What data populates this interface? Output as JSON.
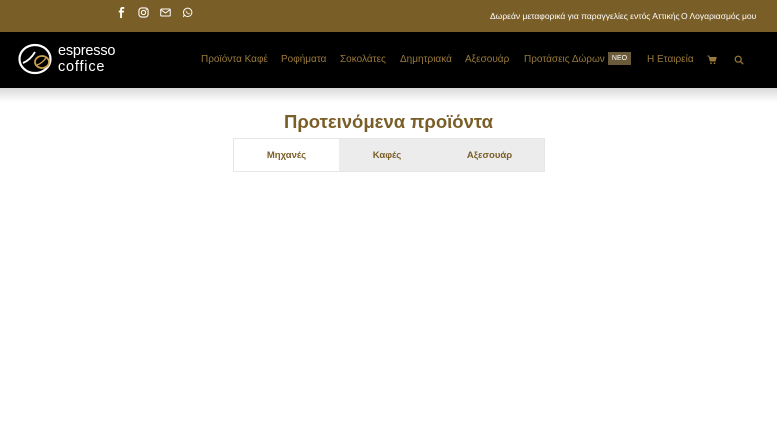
{
  "topbar": {
    "social_icons": [
      "facebook-icon",
      "instagram-icon",
      "mail-icon",
      "whatsapp-icon"
    ],
    "promo_text": "Δωρεάν μεταφορικά για παραγγελίες εντός Αττικής",
    "account_link": "Ο Λογαριασμός μου",
    "background": "#7a5e28"
  },
  "header": {
    "logo_line1": "espresso",
    "logo_line2": "coffice",
    "nav": [
      {
        "label": "Προϊόντα Καφέ"
      },
      {
        "label": "Ροφήματα"
      },
      {
        "label": "Σοκολάτες"
      },
      {
        "label": "Δημητριακά"
      },
      {
        "label": "Αξεσουάρ"
      },
      {
        "label": "Προτάσεις Δώρων",
        "badge": "ΝΕΟ"
      },
      {
        "label": "Η Εταιρεία"
      }
    ],
    "nav_color": "#9a7a3a"
  },
  "main": {
    "heading": "Προτεινόμενα προϊόντα",
    "tabs": [
      {
        "label": "Μηχανές",
        "active": true
      },
      {
        "label": "Καφές",
        "active": false
      },
      {
        "label": "Αξεσουάρ",
        "active": false
      }
    ]
  }
}
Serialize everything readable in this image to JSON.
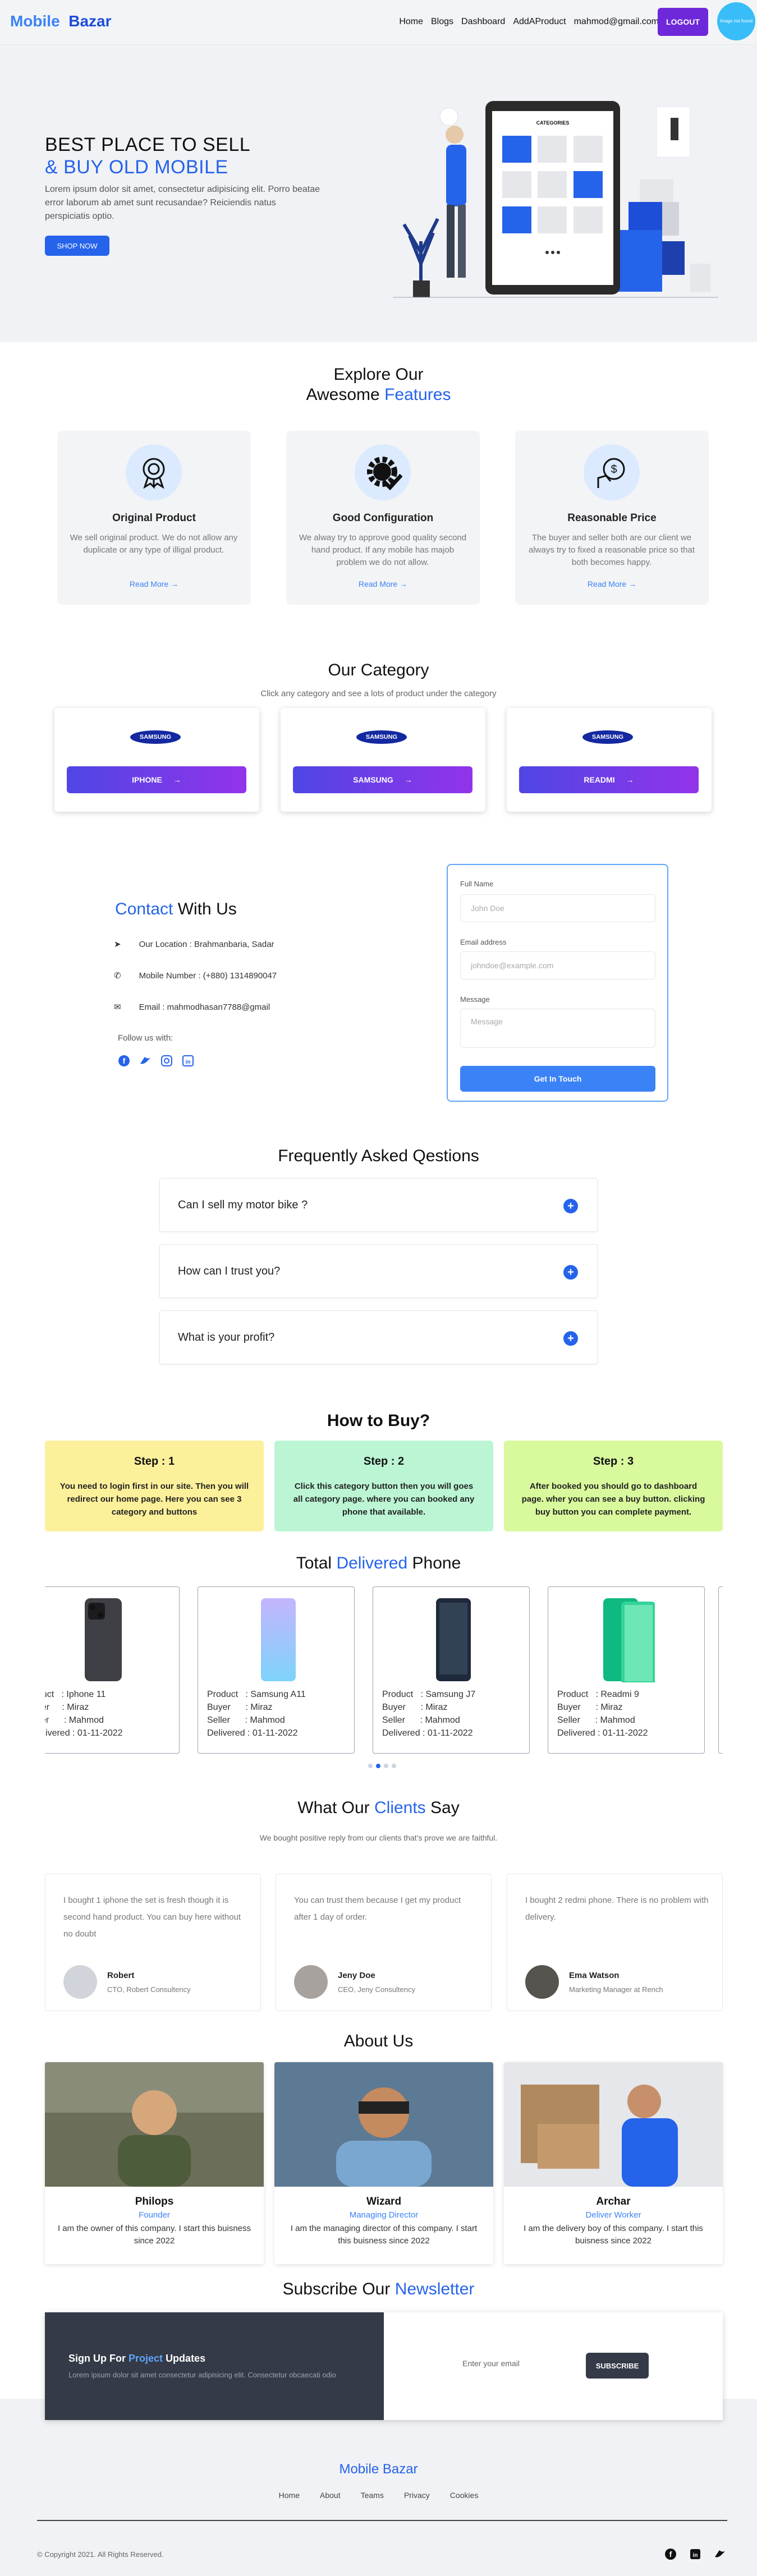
{
  "nav": {
    "logo_part1": "Mobile",
    "logo_part2": "Bazar",
    "links": [
      "Home",
      "Blogs",
      "Dashboard",
      "AddAProduct",
      "mahmod@gmail.com"
    ],
    "logout_label": "LOGOUT",
    "avatar_text": "Image not found"
  },
  "hero": {
    "title_line1": "BEST PLACE TO SELL",
    "title_line2": "& BUY OLD MOBILE",
    "description": "Lorem ipsum dolor sit amet, consectetur adipisicing elit. Porro beatae error laborum ab amet sunt recusandae? Reiciendis natus perspiciatis optio.",
    "cta": "SHOP NOW",
    "phone_header": "CATEGORIES"
  },
  "features": {
    "title_line1": "Explore Our",
    "title_line2_a": "Awesome",
    "title_line2_b": "Features",
    "items": [
      {
        "title": "Original Product",
        "desc": "We sell original product. We do not allow any duplicate or any type of illigal product.",
        "link": "Read More"
      },
      {
        "title": "Good Configuration",
        "desc": "We alway try to approve good quality second hand product. If any mobile has majob problem we do not allow.",
        "link": "Read More"
      },
      {
        "title": "Reasonable Price",
        "desc": "The buyer and seller both are our client we always try to fixed a reasonable price so that both becomes happy.",
        "link": "Read More"
      }
    ]
  },
  "category": {
    "title": "Our Category",
    "subtitle": "Click any category and see a lots of product under the category",
    "items": [
      {
        "logo": "SAMSUNG",
        "label": "IPHONE"
      },
      {
        "logo": "SAMSUNG",
        "label": "SAMSUNG"
      },
      {
        "logo": "SAMSUNG",
        "label": "READMI"
      }
    ]
  },
  "contact": {
    "title_a": "Contact",
    "title_b": "With Us",
    "location": "Our Location : Brahmanbaria, Sadar",
    "phone": "Mobile Number : (+880) 1314890047",
    "email": "Email : mahmodhasan7788@gmail",
    "follow": "Follow us with:",
    "form": {
      "name_label": "Full Name",
      "name_placeholder": "John Doe",
      "email_label": "Email address",
      "email_placeholder": "johndoe@example.com",
      "message_label": "Message",
      "message_placeholder": "Message",
      "submit": "Get In Touch"
    }
  },
  "faq": {
    "title": "Frequently Asked Qestions",
    "items": [
      "Can I sell my motor bike ?",
      "How can I trust you?",
      "What is your profit?"
    ]
  },
  "howto": {
    "title": "How to Buy?",
    "steps": [
      {
        "title": "Step : 1",
        "desc": "You need to login first in our site. Then you will redirect our home page. Here you can see 3 category and buttons",
        "color": "#fdf09a"
      },
      {
        "title": "Step : 2",
        "desc": "Click this category button then you will goes all category page. where you can booked any phone that available.",
        "color": "#bbf5d4"
      },
      {
        "title": "Step : 3",
        "desc": "After booked you should go to dashboard page. wher you can see a buy button. clicking buy button you can complete payment.",
        "color": "#d9f99d"
      }
    ]
  },
  "delivered": {
    "title_a": "Total",
    "title_b": "Delivered",
    "title_c": "Phone",
    "items": [
      {
        "info": "oduct   : Iphone 11\nuyer     : Miraz\neller      : Mahmod\nDelivered : 01-11-2022"
      },
      {
        "info": "Product   : Samsung A11\nBuyer      : Miraz\nSeller      : Mahmod\nDelivered : 01-11-2022"
      },
      {
        "info": "Product   : Samsung J7\nBuyer      : Miraz\nSeller      : Mahmod\nDelivered : 01-11-2022"
      },
      {
        "info": "Product   : Readmi 9\nBuyer      : Miraz\nSeller      : Mahmod\nDelivered : 01-11-2022"
      }
    ]
  },
  "clients": {
    "title_a": "What Our",
    "title_b": "Clients",
    "title_c": "Say",
    "subtitle": "We bought positive reply from our clients that's prove we are faithful.",
    "items": [
      {
        "text": "I bought 1 iphone the set is fresh though it is second hand product. You can buy here without no doubt",
        "name": "Robert",
        "role": "CTO, Robert Consultency"
      },
      {
        "text": "You can trust them because I get my product after 1 day of order.",
        "name": "Jeny Doe",
        "role": "CEO, Jeny Consultency"
      },
      {
        "text": "I bought 2 redmi phone. There is no problem with delivery.",
        "name": "Ema Watson",
        "role": "Marketing Manager at Rench"
      }
    ]
  },
  "about": {
    "title": "About Us",
    "items": [
      {
        "name": "Philops",
        "role": "Founder",
        "desc": "I am the owner of this company. I start this buisness since 2022"
      },
      {
        "name": "Wizard",
        "role": "Managing Director",
        "desc": "I am the managing director of this company. I start this buisness since 2022"
      },
      {
        "name": "Archar",
        "role": "Deliver Worker",
        "desc": "I am the delivery boy of this company. I start this buisness since 2022"
      }
    ]
  },
  "newsletter": {
    "title_a": "Subscribe Our",
    "title_b": "Newsletter",
    "box_title_a": "Sign Up For",
    "box_title_b": "Project",
    "box_title_c": "Updates",
    "box_desc": "Lorem ipsum dolor sit amet consectetur adipisicing elit. Consectetur obcaecati odio",
    "input_placeholder": "Enter your email",
    "button": "SUBSCRIBE"
  },
  "footer": {
    "brand": "Mobile Bazar",
    "links": [
      "Home",
      "About",
      "Teams",
      "Privacy",
      "Cookies"
    ],
    "copyright": "© Copyright 2021. All Rights Reserved."
  }
}
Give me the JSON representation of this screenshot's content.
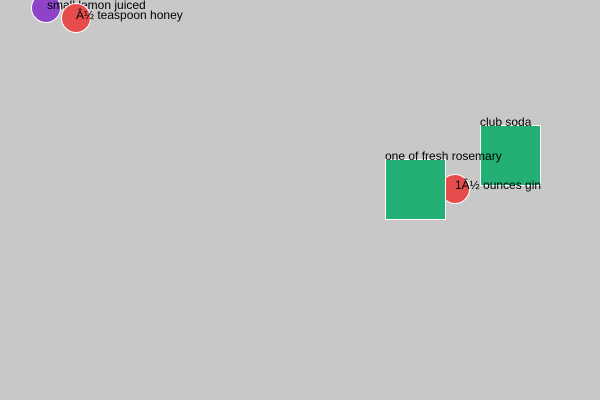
{
  "items": [
    {
      "label": "small lemon juiced",
      "shape": "circle",
      "color": "#8e44c9"
    },
    {
      "label": "Â½ teaspoon honey",
      "shape": "circle",
      "color": "#e74c4c"
    },
    {
      "label": "club soda",
      "shape": "square",
      "color": "#24b074"
    },
    {
      "label": "1Â½ ounces gin",
      "shape": "circle",
      "color": "#e74c4c"
    },
    {
      "label": "one of fresh rosemary",
      "shape": "square",
      "color": "#24b074"
    }
  ]
}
##########
**REQUIRED WORK**: Reproduce the material in full, word for word, and omit the pictures.

**RESPONSE FOR THIS EXERCISE**:
What data populates this interface? Output as JSON.
{
  "topbar": {
    "social_icons": [
      "facebook-icon",
      "instagram-icon",
      "mail-icon",
      "whatsapp-icon"
    ],
    "promo_text": "Δωρεάν μεταφορικά για παραγγελίες εντός Αττικής",
    "account_link": "Ο Λογαριασμός μου",
    "background": "#7a5e28"
  },
  "header": {
    "logo_line1": "espresso",
    "logo_line2": "coffice",
    "nav": [
      {
        "label": "Προϊόντα Καφέ"
      },
      {
        "label": "Ροφήματα"
      },
      {
        "label": "Σοκολάτες"
      },
      {
        "label": "Δημητριακά"
      },
      {
        "label": "Αξεσουάρ"
      },
      {
        "label": "Προτάσεις Δώρων",
        "badge": "ΝΕΟ"
      },
      {
        "label": "Η Εταιρεία"
      }
    ],
    "nav_color": "#9a7a3a"
  },
  "main": {
    "heading": "Προτεινόμενα προϊόντα",
    "tabs": [
      {
        "label": "Μηχανές",
        "active": true
      },
      {
        "label": "Καφές",
        "active": false
      },
      {
        "label": "Αξεσουάρ",
        "active": false
      }
    ]
  }
}
Serialize everything readable in this image to JSON.
{
  "nav": {
    "logo_part1": "Mobile",
    "logo_part2": "Bazar",
    "links": [
      "Home",
      "Blogs",
      "Dashboard",
      "AddAProduct",
      "mahmod@gmail.com"
    ],
    "logout_label": "LOGOUT",
    "avatar_text": "Image not found"
  },
  "hero": {
    "title_line1": "BEST PLACE TO SELL",
    "title_line2": "& BUY OLD MOBILE",
    "description": "Lorem ipsum dolor sit amet, consectetur adipisicing elit. Porro beatae error laborum ab amet sunt recusandae? Reiciendis natus perspiciatis optio.",
    "cta": "SHOP NOW",
    "phone_header": "CATEGORIES"
  },
  "features": {
    "title_line1": "Explore Our",
    "title_line2_a": "Awesome",
    "title_line2_b": "Features",
    "items": [
      {
        "title": "Original Product",
        "desc": "We sell original product. We do not allow any duplicate or any type of illigal product.",
        "link": "Read More"
      },
      {
        "title": "Good Configuration",
        "desc": "We alway try to approve good quality second hand product. If any mobile has majob problem we do not allow.",
        "link": "Read More"
      },
      {
        "title": "Reasonable Price",
        "desc": "The buyer and seller both are our client we always try to fixed a reasonable price so that both becomes happy.",
        "link": "Read More"
      }
    ]
  },
  "category": {
    "title": "Our Category",
    "subtitle": "Click any category and see a lots of product under the category",
    "items": [
      {
        "logo": "SAMSUNG",
        "label": "IPHONE"
      },
      {
        "logo": "SAMSUNG",
        "label": "SAMSUNG"
      },
      {
        "logo": "SAMSUNG",
        "label": "READMI"
      }
    ]
  },
  "contact": {
    "title_a": "Contact",
    "title_b": "With Us",
    "location": "Our Location : Brahmanbaria, Sadar",
    "phone": "Mobile Number : (+880) 1314890047",
    "email": "Email : mahmodhasan7788@gmail",
    "follow": "Follow us with:",
    "form": {
      "name_label": "Full Name",
      "name_placeholder": "John Doe",
      "email_label": "Email address",
      "email_placeholder": "johndoe@example.com",
      "message_label": "Message",
      "message_placeholder": "Message",
      "submit": "Get In Touch"
    }
  },
  "faq": {
    "title": "Frequently Asked Qestions",
    "items": [
      "Can I sell my motor bike ?",
      "How can I trust you?",
      "What is your profit?"
    ]
  },
  "howto": {
    "title": "How to Buy?",
    "steps": [
      {
        "title": "Step : 1",
        "desc": "You need to login first in our site. Then you will redirect our home page. Here you can see 3 category and buttons",
        "color": "#fdf09a"
      },
      {
        "title": "Step : 2",
        "desc": "Click this category button then you will goes all category page. where you can booked any phone that available.",
        "color": "#bbf5d4"
      },
      {
        "title": "Step : 3",
        "desc": "After booked you should go to dashboard page. wher you can see a buy button. clicking buy button you can complete payment.",
        "color": "#d9f99d"
      }
    ]
  },
  "delivered": {
    "title_a": "Total",
    "title_b": "Delivered",
    "title_c": "Phone",
    "items": [
      {
        "info": "oduct   : Iphone 11\nuyer     : Miraz\neller      : Mahmod\nDelivered : 01-11-2022"
      },
      {
        "info": "Product   : Samsung A11\nBuyer      : Miraz\nSeller      : Mahmod\nDelivered : 01-11-2022"
      },
      {
        "info": "Product   : Samsung J7\nBuyer      : Miraz\nSeller      : Mahmod\nDelivered : 01-11-2022"
      },
      {
        "info": "Product   : Readmi 9\nBuyer      : Miraz\nSeller      : Mahmod\nDelivered : 01-11-2022"
      }
    ]
  },
  "clients": {
    "title_a": "What Our",
    "title_b": "Clients",
    "title_c": "Say",
    "subtitle": "We bought positive reply from our clients that's prove we are faithful.",
    "items": [
      {
        "text": "I bought 1 iphone the set is fresh though it is second hand product. You can buy here without no doubt",
        "name": "Robert",
        "role": "CTO, Robert Consultency"
      },
      {
        "text": "You can trust them because I get my product after 1 day of order.",
        "name": "Jeny Doe",
        "role": "CEO, Jeny Consultency"
      },
      {
        "text": "I bought 2 redmi phone. There is no problem with delivery.",
        "name": "Ema Watson",
        "role": "Marketing Manager at Rench"
      }
    ]
  },
  "about": {
    "title": "About Us",
    "items": [
      {
        "name": "Philops",
        "role": "Founder",
        "desc": "I am the owner of this company. I start this buisness since 2022"
      },
      {
        "name": "Wizard",
        "role": "Managing Director",
        "desc": "I am the managing director of this company. I start this buisness since 2022"
      },
      {
        "name": "Archar",
        "role": "Deliver Worker",
        "desc": "I am the delivery boy of this company. I start this buisness since 2022"
      }
    ]
  },
  "newsletter": {
    "title_a": "Subscribe Our",
    "title_b": "Newsletter",
    "box_title_a": "Sign Up For",
    "box_title_b": "Project",
    "box_title_c": "Updates",
    "box_desc": "Lorem ipsum dolor sit amet consectetur adipisicing elit. Consectetur obcaecati odio",
    "input_placeholder": "Enter your email",
    "button": "SUBSCRIBE"
  },
  "footer": {
    "brand": "Mobile Bazar",
    "links": [
      "Home",
      "About",
      "Teams",
      "Privacy",
      "Cookies"
    ],
    "copyright": "© Copyright 2021. All Rights Reserved."
  }
}
Give me the JSON representation of this screenshot's content.
{
  "items": [
    {
      "label": "small lemon juiced",
      "shape": "circle",
      "color": "#8e44c9"
    },
    {
      "label": "Â½ teaspoon honey",
      "shape": "circle",
      "color": "#e74c4c"
    },
    {
      "label": "club soda",
      "shape": "square",
      "color": "#24b074"
    },
    {
      "label": "1Â½ ounces gin",
      "shape": "circle",
      "color": "#e74c4c"
    },
    {
      "label": "one of fresh rosemary",
      "shape": "square",
      "color": "#24b074"
    }
  ]
}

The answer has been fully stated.